(Items from a data source)
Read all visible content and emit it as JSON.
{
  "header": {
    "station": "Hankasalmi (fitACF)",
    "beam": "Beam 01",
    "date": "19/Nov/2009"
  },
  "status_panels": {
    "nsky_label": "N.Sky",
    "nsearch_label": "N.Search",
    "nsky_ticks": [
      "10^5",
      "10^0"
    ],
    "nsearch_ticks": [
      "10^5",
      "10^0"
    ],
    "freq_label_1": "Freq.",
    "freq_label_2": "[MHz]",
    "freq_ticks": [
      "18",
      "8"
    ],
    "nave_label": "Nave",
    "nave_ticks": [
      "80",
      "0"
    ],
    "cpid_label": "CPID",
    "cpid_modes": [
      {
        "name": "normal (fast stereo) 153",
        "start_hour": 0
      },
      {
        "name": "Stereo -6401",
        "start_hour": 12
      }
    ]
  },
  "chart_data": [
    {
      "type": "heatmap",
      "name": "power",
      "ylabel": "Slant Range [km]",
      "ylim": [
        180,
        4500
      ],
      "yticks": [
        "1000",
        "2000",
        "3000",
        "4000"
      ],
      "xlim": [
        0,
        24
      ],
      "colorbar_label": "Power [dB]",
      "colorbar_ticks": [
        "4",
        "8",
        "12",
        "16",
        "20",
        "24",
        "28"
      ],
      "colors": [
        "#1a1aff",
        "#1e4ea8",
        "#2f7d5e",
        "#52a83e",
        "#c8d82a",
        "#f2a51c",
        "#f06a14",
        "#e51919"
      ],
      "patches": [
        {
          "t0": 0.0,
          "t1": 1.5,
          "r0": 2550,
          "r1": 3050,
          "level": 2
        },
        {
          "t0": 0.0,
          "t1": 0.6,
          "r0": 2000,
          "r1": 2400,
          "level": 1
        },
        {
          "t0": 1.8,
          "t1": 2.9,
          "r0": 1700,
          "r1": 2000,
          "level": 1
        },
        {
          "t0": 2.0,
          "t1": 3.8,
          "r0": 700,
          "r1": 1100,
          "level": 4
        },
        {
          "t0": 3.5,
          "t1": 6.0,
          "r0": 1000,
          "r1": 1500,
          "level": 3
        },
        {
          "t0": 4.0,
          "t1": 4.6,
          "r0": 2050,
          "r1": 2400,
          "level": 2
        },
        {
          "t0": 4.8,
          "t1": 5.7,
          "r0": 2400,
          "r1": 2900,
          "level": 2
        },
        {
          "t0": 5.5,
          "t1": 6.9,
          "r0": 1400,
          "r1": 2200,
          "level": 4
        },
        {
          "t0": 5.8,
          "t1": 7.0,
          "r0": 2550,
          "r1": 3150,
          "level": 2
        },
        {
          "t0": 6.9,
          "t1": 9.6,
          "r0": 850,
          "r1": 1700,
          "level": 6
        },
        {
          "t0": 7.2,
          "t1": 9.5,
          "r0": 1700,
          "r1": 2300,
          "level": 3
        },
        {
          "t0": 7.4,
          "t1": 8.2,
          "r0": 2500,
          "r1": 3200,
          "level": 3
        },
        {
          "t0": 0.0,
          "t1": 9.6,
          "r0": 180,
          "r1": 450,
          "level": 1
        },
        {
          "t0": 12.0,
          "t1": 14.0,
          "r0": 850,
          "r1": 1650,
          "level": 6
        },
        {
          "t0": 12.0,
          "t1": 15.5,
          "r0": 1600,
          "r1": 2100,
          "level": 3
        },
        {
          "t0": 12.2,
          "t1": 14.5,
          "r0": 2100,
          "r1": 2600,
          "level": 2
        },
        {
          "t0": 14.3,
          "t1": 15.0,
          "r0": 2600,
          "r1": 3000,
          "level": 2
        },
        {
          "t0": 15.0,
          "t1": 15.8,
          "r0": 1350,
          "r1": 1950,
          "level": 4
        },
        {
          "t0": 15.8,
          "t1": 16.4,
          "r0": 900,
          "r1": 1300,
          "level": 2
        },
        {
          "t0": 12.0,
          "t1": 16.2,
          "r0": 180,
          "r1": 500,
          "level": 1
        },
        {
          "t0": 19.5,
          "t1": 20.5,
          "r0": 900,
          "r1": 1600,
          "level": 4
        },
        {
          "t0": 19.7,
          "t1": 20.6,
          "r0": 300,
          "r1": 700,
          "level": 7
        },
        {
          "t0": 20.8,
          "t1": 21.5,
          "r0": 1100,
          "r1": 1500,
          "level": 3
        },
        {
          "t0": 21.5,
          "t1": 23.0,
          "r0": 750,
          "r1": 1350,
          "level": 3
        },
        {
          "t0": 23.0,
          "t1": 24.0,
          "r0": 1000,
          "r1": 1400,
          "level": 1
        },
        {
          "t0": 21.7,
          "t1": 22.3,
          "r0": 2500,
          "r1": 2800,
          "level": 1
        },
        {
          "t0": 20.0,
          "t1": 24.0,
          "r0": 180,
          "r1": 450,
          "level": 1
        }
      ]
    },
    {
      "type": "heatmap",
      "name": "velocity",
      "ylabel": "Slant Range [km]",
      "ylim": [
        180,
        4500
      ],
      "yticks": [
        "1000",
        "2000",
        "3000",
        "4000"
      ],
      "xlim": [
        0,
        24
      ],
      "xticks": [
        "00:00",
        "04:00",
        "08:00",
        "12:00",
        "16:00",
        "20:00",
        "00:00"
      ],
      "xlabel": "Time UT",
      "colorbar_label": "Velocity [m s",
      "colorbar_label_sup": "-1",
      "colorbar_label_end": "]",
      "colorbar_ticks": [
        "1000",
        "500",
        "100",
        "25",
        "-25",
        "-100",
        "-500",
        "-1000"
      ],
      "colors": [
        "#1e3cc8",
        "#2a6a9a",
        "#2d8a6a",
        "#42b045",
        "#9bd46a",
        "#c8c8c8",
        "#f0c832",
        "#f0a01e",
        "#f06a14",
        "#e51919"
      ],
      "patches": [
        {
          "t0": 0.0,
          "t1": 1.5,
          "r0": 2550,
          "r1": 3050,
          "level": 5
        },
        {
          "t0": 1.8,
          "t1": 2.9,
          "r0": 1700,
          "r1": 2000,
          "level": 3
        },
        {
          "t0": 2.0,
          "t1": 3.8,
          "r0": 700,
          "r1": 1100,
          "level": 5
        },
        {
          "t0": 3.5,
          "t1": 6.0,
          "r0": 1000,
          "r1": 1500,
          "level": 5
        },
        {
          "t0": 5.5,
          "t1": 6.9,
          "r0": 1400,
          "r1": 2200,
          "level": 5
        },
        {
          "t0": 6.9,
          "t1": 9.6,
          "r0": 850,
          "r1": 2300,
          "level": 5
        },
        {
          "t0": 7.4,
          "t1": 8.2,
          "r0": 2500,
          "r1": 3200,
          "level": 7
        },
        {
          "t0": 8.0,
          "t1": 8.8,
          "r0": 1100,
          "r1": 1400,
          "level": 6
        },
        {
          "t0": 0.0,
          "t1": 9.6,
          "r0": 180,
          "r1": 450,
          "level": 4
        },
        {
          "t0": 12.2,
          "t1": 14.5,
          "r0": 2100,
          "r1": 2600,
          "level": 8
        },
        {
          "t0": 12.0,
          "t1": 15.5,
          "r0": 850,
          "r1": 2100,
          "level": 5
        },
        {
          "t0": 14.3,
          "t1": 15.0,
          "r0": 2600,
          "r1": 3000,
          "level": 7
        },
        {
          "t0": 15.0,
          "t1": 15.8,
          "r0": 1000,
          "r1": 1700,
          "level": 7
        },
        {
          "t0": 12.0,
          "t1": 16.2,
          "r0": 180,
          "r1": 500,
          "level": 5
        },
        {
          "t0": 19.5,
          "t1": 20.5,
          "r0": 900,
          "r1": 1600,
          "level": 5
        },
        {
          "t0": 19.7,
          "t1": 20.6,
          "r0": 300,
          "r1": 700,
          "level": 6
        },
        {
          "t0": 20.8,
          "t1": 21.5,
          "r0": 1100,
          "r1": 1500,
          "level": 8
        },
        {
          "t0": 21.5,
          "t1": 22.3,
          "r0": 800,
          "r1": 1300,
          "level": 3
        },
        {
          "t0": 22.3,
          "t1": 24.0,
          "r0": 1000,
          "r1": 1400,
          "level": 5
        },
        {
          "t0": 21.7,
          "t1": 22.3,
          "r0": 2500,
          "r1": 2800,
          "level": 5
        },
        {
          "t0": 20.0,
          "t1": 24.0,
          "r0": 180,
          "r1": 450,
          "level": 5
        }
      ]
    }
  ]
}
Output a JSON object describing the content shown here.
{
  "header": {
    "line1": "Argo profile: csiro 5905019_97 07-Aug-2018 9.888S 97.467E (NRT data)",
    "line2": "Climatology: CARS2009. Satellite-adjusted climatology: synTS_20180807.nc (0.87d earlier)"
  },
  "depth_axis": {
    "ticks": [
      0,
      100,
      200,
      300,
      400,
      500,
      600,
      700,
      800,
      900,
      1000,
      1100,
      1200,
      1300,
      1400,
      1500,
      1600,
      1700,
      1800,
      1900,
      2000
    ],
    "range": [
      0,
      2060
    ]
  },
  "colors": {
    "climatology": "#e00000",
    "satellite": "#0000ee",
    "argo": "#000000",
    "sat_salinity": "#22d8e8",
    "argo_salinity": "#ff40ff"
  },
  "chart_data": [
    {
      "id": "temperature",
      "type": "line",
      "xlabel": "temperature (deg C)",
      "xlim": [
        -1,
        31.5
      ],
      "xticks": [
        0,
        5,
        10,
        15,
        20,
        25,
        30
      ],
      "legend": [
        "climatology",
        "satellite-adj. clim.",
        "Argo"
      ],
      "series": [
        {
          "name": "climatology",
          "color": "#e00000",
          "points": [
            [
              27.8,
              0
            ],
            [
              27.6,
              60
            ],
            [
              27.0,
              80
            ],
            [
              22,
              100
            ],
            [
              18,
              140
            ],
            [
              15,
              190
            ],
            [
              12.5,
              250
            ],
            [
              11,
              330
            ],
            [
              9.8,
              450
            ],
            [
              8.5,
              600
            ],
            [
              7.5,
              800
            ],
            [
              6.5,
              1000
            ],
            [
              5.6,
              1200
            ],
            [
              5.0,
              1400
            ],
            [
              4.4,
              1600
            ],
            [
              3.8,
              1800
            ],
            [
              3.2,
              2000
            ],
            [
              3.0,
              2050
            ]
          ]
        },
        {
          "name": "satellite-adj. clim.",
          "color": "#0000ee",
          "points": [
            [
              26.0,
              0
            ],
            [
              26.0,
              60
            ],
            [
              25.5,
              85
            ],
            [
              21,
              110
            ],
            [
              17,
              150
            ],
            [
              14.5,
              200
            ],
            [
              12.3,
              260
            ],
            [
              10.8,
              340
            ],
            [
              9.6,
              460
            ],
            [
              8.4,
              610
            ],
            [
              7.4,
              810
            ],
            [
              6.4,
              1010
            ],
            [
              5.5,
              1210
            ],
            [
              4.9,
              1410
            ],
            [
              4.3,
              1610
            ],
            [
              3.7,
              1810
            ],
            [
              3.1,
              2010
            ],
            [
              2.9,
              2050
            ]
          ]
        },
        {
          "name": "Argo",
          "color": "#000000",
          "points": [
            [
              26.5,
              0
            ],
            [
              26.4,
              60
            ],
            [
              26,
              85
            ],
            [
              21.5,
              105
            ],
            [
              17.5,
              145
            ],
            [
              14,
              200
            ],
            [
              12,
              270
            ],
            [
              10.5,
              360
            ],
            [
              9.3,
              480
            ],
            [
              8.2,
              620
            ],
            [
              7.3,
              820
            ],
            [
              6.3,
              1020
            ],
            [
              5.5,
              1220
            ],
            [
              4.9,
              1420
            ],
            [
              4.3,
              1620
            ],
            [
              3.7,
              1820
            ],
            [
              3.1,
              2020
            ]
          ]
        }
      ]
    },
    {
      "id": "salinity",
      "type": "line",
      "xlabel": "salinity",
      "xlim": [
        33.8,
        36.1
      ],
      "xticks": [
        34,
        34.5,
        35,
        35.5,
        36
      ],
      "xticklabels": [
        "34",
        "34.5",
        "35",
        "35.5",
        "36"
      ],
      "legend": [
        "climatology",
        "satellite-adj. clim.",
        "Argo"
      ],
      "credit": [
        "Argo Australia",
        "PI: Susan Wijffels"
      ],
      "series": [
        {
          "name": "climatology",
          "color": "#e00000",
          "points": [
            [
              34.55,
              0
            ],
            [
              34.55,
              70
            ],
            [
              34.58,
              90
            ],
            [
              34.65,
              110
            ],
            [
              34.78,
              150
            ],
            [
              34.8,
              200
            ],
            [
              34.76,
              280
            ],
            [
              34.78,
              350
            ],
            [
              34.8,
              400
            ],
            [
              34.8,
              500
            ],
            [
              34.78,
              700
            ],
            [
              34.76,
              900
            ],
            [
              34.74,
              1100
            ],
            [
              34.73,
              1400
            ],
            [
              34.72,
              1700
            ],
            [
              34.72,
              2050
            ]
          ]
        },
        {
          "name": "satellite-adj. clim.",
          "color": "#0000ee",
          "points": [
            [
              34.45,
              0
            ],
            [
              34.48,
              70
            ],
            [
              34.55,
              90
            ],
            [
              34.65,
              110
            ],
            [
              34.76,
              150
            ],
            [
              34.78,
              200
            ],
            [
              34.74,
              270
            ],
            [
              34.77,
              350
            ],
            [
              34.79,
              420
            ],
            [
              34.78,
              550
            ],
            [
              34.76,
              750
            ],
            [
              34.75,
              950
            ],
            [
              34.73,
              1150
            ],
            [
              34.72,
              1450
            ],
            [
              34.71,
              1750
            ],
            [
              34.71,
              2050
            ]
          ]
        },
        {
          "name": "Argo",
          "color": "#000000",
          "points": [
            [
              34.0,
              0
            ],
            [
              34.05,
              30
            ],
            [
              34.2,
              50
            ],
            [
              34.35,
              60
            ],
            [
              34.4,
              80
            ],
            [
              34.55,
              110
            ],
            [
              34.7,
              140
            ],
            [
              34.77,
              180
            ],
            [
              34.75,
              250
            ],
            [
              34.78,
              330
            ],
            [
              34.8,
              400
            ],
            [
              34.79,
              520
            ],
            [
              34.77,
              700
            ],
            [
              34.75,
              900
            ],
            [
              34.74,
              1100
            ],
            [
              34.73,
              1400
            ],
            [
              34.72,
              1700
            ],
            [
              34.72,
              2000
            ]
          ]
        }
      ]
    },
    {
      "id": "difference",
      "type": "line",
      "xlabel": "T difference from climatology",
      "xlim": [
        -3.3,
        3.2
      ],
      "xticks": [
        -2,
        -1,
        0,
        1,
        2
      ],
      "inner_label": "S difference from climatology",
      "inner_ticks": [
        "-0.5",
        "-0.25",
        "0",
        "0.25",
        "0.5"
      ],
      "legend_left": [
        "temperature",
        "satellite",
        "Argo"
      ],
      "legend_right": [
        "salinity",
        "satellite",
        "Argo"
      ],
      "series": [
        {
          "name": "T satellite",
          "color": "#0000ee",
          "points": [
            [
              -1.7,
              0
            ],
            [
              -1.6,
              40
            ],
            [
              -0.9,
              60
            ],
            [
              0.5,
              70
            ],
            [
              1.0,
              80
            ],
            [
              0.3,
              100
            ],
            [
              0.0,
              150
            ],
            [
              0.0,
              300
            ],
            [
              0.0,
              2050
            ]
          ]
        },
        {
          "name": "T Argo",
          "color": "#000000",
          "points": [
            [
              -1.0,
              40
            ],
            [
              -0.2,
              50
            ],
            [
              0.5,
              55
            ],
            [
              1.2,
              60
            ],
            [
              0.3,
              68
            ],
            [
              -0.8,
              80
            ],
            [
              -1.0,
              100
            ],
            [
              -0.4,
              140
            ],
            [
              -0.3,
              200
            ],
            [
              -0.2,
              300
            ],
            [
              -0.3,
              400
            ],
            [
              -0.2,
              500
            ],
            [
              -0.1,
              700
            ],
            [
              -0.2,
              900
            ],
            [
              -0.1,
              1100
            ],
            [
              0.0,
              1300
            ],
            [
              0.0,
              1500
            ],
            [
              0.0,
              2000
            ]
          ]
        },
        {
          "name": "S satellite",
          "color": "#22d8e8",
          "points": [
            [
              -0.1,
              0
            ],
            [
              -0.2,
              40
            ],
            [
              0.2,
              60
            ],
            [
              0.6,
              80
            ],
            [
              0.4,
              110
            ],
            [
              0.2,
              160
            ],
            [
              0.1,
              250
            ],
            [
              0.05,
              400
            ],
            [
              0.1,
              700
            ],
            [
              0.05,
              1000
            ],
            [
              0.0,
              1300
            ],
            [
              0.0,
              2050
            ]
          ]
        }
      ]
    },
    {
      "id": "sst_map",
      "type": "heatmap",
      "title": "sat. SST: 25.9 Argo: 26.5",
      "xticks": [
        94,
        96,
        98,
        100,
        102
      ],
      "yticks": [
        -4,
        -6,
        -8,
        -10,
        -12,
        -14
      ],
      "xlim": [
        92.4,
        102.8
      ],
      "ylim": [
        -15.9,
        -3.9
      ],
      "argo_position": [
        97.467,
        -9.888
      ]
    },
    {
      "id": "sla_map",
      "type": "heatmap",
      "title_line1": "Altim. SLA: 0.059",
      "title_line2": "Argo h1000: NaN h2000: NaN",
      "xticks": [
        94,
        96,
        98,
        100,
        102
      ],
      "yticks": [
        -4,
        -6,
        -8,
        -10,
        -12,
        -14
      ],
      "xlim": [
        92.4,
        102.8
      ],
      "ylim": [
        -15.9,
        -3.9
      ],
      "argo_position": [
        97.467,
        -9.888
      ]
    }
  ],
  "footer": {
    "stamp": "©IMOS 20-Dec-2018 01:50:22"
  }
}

§ Task instructions
Above are some records. Count the lines among them with the word "temperature", and answer with the number only.

§ Solution for this task
3